→ **TASK PROMPT**:
Duplicate, without any change, the lines of the listing that begin with the line containing "data-label: 30% xyxy=(645,463,684,485)" and end with the line containing "data-label: 18,75% xyxy=(510,481,576,503)", including both of these lines.

[Raw records]
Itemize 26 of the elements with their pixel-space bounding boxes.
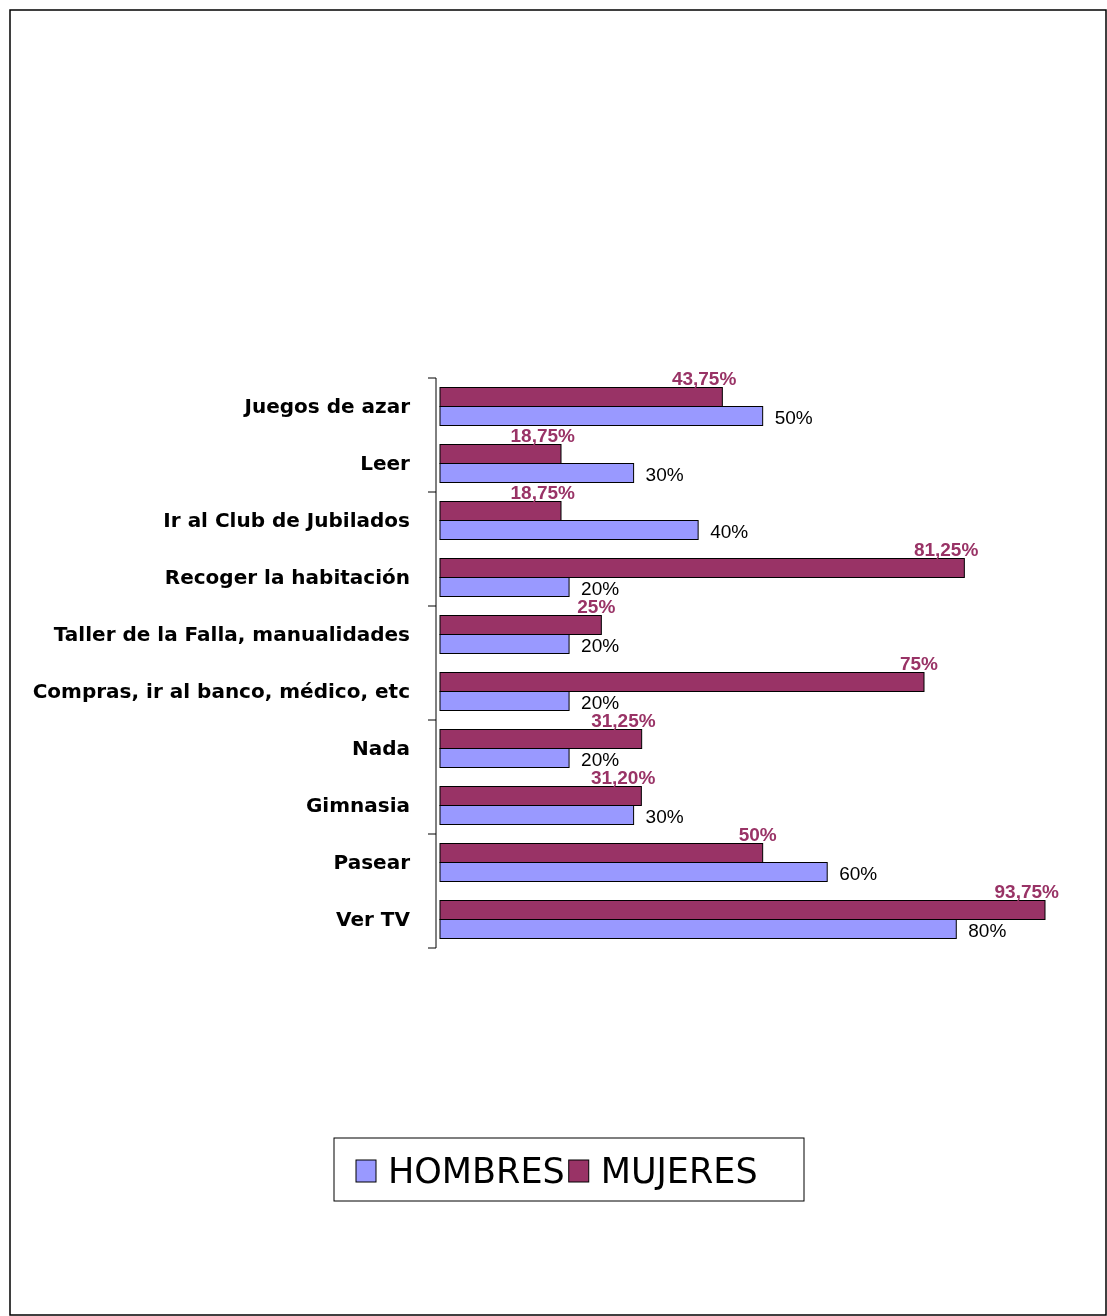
data-label: 30% xyxy=(645,463,684,485)
y-tick-label: Juegos de azar xyxy=(242,393,411,418)
data-label: 43,75% xyxy=(671,367,737,389)
legend-label: HOMBRES xyxy=(388,1151,565,1191)
data-label: 50% xyxy=(738,823,777,845)
data-label: 30% xyxy=(645,805,684,827)
y-tick-label: Nada xyxy=(351,735,410,760)
y-tick-label: Gimnasia xyxy=(305,792,410,817)
data-label: 18,75% xyxy=(510,481,576,503)
y-tick-label: Ir al Club de Jubilados xyxy=(163,507,410,532)
data-label: 40% xyxy=(710,520,749,542)
y-tick-label: Leer xyxy=(360,450,411,475)
y-tick-label: Taller de la Falla, manualidades xyxy=(53,621,410,646)
y-tick-label: Ver TV xyxy=(336,906,411,931)
y-tick-label: Recoger la habitación xyxy=(164,564,410,589)
data-label: 60% xyxy=(839,862,878,884)
y-tick-label: Compras, ir al banco, médico, etc xyxy=(32,678,410,703)
data-label: 80% xyxy=(968,919,1007,941)
data-label: 93,75% xyxy=(994,880,1060,902)
legend-label: MUJERES xyxy=(600,1151,758,1191)
data-label: 20% xyxy=(581,634,620,656)
data-label: 18,75% xyxy=(510,424,576,446)
data-label: 81,25% xyxy=(913,538,979,560)
data-label: 50% xyxy=(774,406,813,428)
y-tick-label: Pasear xyxy=(333,849,411,874)
data-label: 75% xyxy=(899,652,939,674)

→ **TASK OUTPUT**:
data-label: 30% xyxy=(645,463,684,485)
y-tick-label: Juegos de azar xyxy=(242,393,411,418)
data-label: 43,75% xyxy=(671,367,737,389)
legend-label: HOMBRES xyxy=(388,1151,565,1191)
data-label: 50% xyxy=(738,823,777,845)
data-label: 30% xyxy=(645,805,684,827)
y-tick-label: Nada xyxy=(351,735,410,760)
y-tick-label: Gimnasia xyxy=(305,792,410,817)
data-label: 18,75% xyxy=(510,481,576,503)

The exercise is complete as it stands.